=== Extracted data ===

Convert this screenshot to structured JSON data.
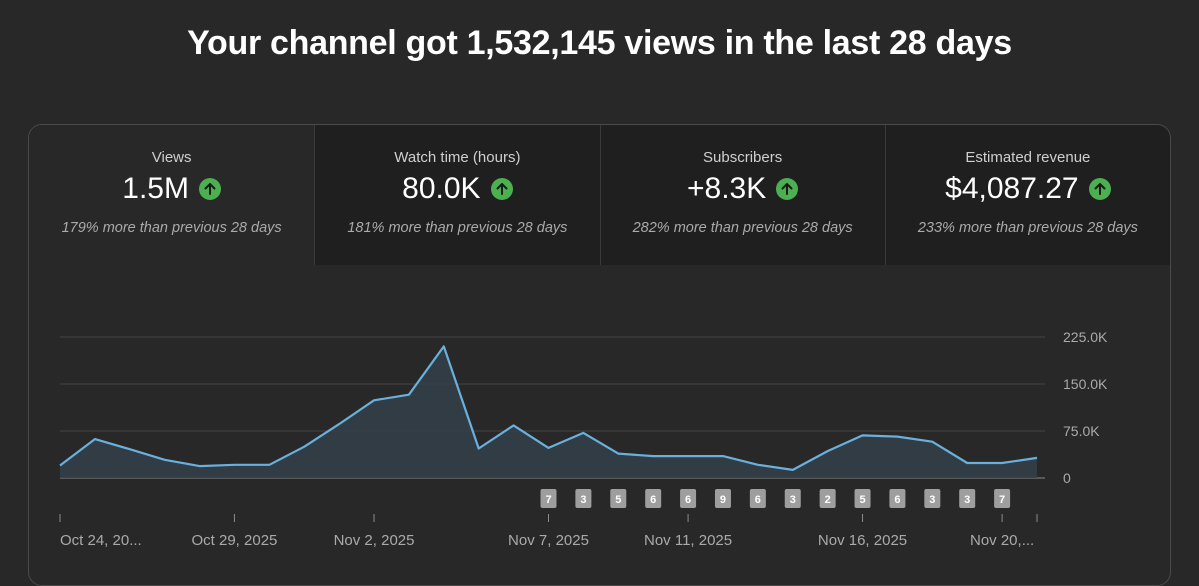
{
  "header": {
    "title": "Your channel got 1,532,145 views in the last 28 days"
  },
  "tabs": [
    {
      "label": "Views",
      "value": "1.5M",
      "compare": "179% more than previous 28 days",
      "icon": "arrow-up-icon"
    },
    {
      "label": "Watch time (hours)",
      "value": "80.0K",
      "compare": "181% more than previous 28 days",
      "icon": "arrow-up-icon"
    },
    {
      "label": "Subscribers",
      "value": "+8.3K",
      "compare": "282% more than previous 28 days",
      "icon": "arrow-up-icon"
    },
    {
      "label": "Estimated revenue",
      "value": "$4,087.27",
      "compare": "233% more than previous 28 days",
      "icon": "arrow-up-icon"
    }
  ],
  "colors": {
    "line": "#6ab0dc",
    "area": "#33404a",
    "positive": "#4caf50",
    "background": "#282828"
  },
  "chart_data": {
    "type": "area",
    "title": "Views",
    "x": [
      "Oct 24",
      "Oct 25",
      "Oct 26",
      "Oct 27",
      "Oct 28",
      "Oct 29",
      "Oct 30",
      "Oct 31",
      "Nov 1",
      "Nov 2",
      "Nov 3",
      "Nov 4",
      "Nov 5",
      "Nov 6",
      "Nov 7",
      "Nov 8",
      "Nov 9",
      "Nov 10",
      "Nov 11",
      "Nov 12",
      "Nov 13",
      "Nov 14",
      "Nov 15",
      "Nov 16",
      "Nov 17",
      "Nov 18",
      "Nov 19",
      "Nov 20",
      "Nov 21"
    ],
    "series": [
      {
        "name": "Views",
        "values": [
          20000,
          62000,
          46000,
          29000,
          19000,
          21000,
          21000,
          50000,
          86000,
          124000,
          133000,
          210000,
          47000,
          84000,
          48000,
          72000,
          39000,
          35000,
          35000,
          35000,
          21000,
          13000,
          43000,
          68000,
          66000,
          58000,
          24000,
          24000,
          32000
        ]
      }
    ],
    "ylim": [
      0,
      225000
    ],
    "yticks": [
      {
        "value": 225000,
        "label": "225.0K"
      },
      {
        "value": 150000,
        "label": "150.0K"
      },
      {
        "value": 75000,
        "label": "75.0K"
      },
      {
        "value": 0,
        "label": "0"
      }
    ],
    "xticks": [
      {
        "index": 0,
        "label": "Oct 24, 20..."
      },
      {
        "index": 5,
        "label": "Oct 29, 2025"
      },
      {
        "index": 9,
        "label": "Nov 2, 2025"
      },
      {
        "index": 14,
        "label": "Nov 7, 2025"
      },
      {
        "index": 18,
        "label": "Nov 11, 2025"
      },
      {
        "index": 23,
        "label": "Nov 16, 2025"
      },
      {
        "index": 27,
        "label": "Nov 20,..."
      }
    ],
    "markers": [
      {
        "index": 14,
        "label": "7"
      },
      {
        "index": 15,
        "label": "3"
      },
      {
        "index": 16,
        "label": "5"
      },
      {
        "index": 17,
        "label": "6"
      },
      {
        "index": 18,
        "label": "6"
      },
      {
        "index": 19,
        "label": "9"
      },
      {
        "index": 20,
        "label": "6"
      },
      {
        "index": 21,
        "label": "3"
      },
      {
        "index": 22,
        "label": "2"
      },
      {
        "index": 23,
        "label": "5"
      },
      {
        "index": 24,
        "label": "6"
      },
      {
        "index": 25,
        "label": "3"
      },
      {
        "index": 26,
        "label": "3"
      },
      {
        "index": 27,
        "label": "7"
      }
    ],
    "grid": true
  }
}
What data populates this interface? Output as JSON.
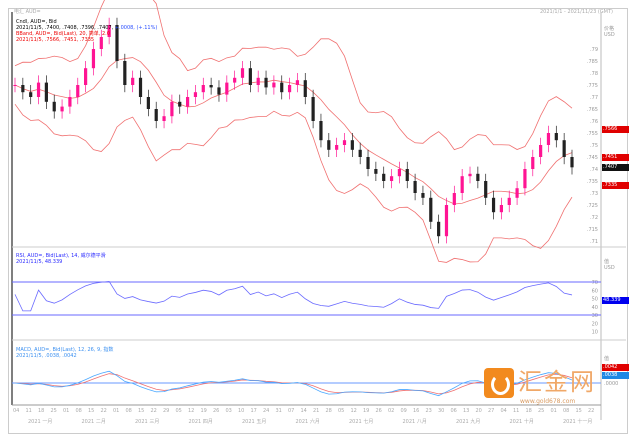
{
  "header": {
    "left": "电汇 AUD=",
    "right": "2021/1/1 - 2021/11/23 (GMT)"
  },
  "price_pane": {
    "legend1": "Cndl, AUD=, Bid",
    "legend2": "2021/11/5, .7400, .7408, .7396, .7407,",
    "legend2_change": "+.0008, (+.11%)",
    "legend3": "BBand, AUD=, Bid(Last), 20, 简单, 2.0",
    "legend4": "2021/11/5, .7566, .7451, .7335",
    "axis_title": "价格",
    "axis_unit": "USD",
    "tags": [
      {
        "label": ".7566",
        "value": 0.7566,
        "color": "#e00000"
      },
      {
        "label": ".7451",
        "value": 0.7451,
        "color": "#e00000"
      },
      {
        "label": ".7407",
        "value": 0.7407,
        "color": "#111111"
      },
      {
        "label": ".7335",
        "value": 0.7335,
        "color": "#e00000"
      }
    ]
  },
  "rsi_pane": {
    "legend1": "RSI, AUD=, Bid(Last), 14, 威尔德平滑",
    "legend2": "2021/11/5, 48.339",
    "axis_title": "值",
    "axis_unit": "USD",
    "tag": "48.339",
    "tag_color": "#0000ee"
  },
  "macd_pane": {
    "legend1": "MACD, AUD=, Bid(Last), 12, 26, 9, 指数",
    "legend2": "2021/11/5, .0038, .0042",
    "axis_title": "值",
    "tags": [
      {
        "label": ".0042",
        "color": "#e00000"
      },
      {
        "label": ".0038",
        "color": "#1e88e5"
      }
    ],
    "axis_labels": [
      ".0000"
    ]
  },
  "watermark": {
    "text": "汇金网",
    "url": "www.gold678.com"
  },
  "chart_data": [
    {
      "type": "candlestick",
      "name": "AUD=",
      "ylim": [
        0.71,
        0.79
      ],
      "yticks": [
        ".79",
        ".785",
        ".78",
        ".775",
        ".77",
        ".765",
        ".76",
        ".755",
        ".75",
        ".745",
        ".74",
        ".735",
        ".73",
        ".725",
        ".72",
        ".715",
        ".71"
      ],
      "close": [
        0.775,
        0.772,
        0.77,
        0.776,
        0.768,
        0.764,
        0.766,
        0.77,
        0.775,
        0.782,
        0.79,
        0.795,
        0.8,
        0.785,
        0.775,
        0.778,
        0.77,
        0.765,
        0.76,
        0.762,
        0.768,
        0.766,
        0.77,
        0.772,
        0.775,
        0.774,
        0.771,
        0.776,
        0.778,
        0.782,
        0.775,
        0.778,
        0.774,
        0.776,
        0.772,
        0.775,
        0.777,
        0.77,
        0.76,
        0.752,
        0.748,
        0.75,
        0.752,
        0.748,
        0.745,
        0.74,
        0.738,
        0.735,
        0.737,
        0.74,
        0.735,
        0.73,
        0.728,
        0.718,
        0.712,
        0.725,
        0.73,
        0.737,
        0.738,
        0.735,
        0.728,
        0.722,
        0.725,
        0.728,
        0.732,
        0.74,
        0.745,
        0.75,
        0.755,
        0.752,
        0.745,
        0.7407
      ],
      "bollinger": {
        "period": 20,
        "stddev": 2.0,
        "last": {
          "upper": 0.7566,
          "middle": 0.7451,
          "lower": 0.7335
        }
      }
    },
    {
      "type": "line",
      "name": "RSI",
      "ylim": [
        0,
        100
      ],
      "yticks": [
        "70",
        "60",
        "50",
        "40",
        "30",
        "20",
        "10"
      ],
      "levels": [
        70,
        30
      ],
      "last": 48.339
    },
    {
      "type": "line",
      "name": "MACD",
      "params": [
        12,
        26,
        9
      ],
      "last": {
        "macd": 0.0038,
        "signal": 0.0042
      }
    }
  ],
  "xaxis": {
    "days": [
      "04",
      "11",
      "18",
      "25",
      "01",
      "08",
      "15",
      "22",
      "01",
      "08",
      "15",
      "22",
      "29",
      "05",
      "12",
      "19",
      "26",
      "03",
      "10",
      "17",
      "24",
      "31",
      "07",
      "14",
      "21",
      "28",
      "05",
      "12",
      "19",
      "26",
      "02",
      "09",
      "16",
      "23",
      "30",
      "06",
      "13",
      "20",
      "27",
      "04",
      "11",
      "18",
      "25",
      "01",
      "08",
      "15",
      "22"
    ],
    "months": [
      "2021 一月",
      "2021 二月",
      "2021 三月",
      "2021 四月",
      "2021 五月",
      "2021 六月",
      "2021 七月",
      "2021 八月",
      "2021 九月",
      "2021 十月",
      "2021 十一月"
    ]
  }
}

===

## Brief
Locate each line with the word "this" and copy it.

## Task answer
Convert this screenshot to structured JSON data.
What data populates this interface? Output as JSON.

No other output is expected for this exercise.